- **TASK PROMPT**: Copy out all lines in the data below containing the string "Bolivia".

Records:

┄┄┄┄┄┄┄┄┄┄┄┄┄┄┄┄┄┄┄┄

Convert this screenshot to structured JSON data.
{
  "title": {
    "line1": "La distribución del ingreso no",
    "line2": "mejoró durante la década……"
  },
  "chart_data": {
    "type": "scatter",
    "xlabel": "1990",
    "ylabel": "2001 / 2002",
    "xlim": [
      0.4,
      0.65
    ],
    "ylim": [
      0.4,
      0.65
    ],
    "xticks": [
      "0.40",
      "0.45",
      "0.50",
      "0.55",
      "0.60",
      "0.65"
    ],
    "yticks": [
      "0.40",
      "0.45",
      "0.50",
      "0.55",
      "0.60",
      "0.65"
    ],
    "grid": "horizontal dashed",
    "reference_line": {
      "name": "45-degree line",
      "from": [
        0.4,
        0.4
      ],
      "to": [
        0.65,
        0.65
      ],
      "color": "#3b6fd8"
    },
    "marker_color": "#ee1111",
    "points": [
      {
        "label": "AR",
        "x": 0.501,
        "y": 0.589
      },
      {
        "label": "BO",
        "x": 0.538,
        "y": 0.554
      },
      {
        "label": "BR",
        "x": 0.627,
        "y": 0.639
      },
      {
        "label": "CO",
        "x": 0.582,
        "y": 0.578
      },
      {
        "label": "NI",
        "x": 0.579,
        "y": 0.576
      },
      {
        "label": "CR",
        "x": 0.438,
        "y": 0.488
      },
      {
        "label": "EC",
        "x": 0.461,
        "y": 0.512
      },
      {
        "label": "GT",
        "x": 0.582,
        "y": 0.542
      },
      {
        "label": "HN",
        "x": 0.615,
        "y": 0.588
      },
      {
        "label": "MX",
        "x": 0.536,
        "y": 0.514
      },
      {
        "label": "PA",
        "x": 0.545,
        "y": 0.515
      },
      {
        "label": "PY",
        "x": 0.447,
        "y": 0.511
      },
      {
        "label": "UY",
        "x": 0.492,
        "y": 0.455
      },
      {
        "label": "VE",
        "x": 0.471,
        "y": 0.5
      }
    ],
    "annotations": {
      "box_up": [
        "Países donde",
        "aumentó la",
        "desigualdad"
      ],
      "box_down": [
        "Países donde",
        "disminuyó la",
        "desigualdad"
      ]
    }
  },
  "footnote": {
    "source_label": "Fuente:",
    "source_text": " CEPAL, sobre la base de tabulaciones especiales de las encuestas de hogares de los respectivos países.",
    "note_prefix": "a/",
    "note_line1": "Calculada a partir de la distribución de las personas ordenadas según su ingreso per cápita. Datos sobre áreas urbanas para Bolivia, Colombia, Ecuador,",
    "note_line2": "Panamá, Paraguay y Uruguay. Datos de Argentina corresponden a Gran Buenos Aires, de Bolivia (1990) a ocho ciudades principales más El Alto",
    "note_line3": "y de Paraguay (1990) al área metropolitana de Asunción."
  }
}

┄┄┄┄┄┄┄┄┄┄┄┄┄┄┄┄┄┄┄┄

- **THE OUTPUT**:
    "note_line1": "Calculada a partir de la distribución de las personas ordenadas según su ingreso per cápita. Datos sobre áreas urbanas para Bolivia, Colombia, Ecuador,",
    "note_line2": "Panamá, Paraguay y Uruguay. Datos de Argentina corresponden a Gran Buenos Aires, de Bolivia (1990) a ocho ciudades principales más El Alto",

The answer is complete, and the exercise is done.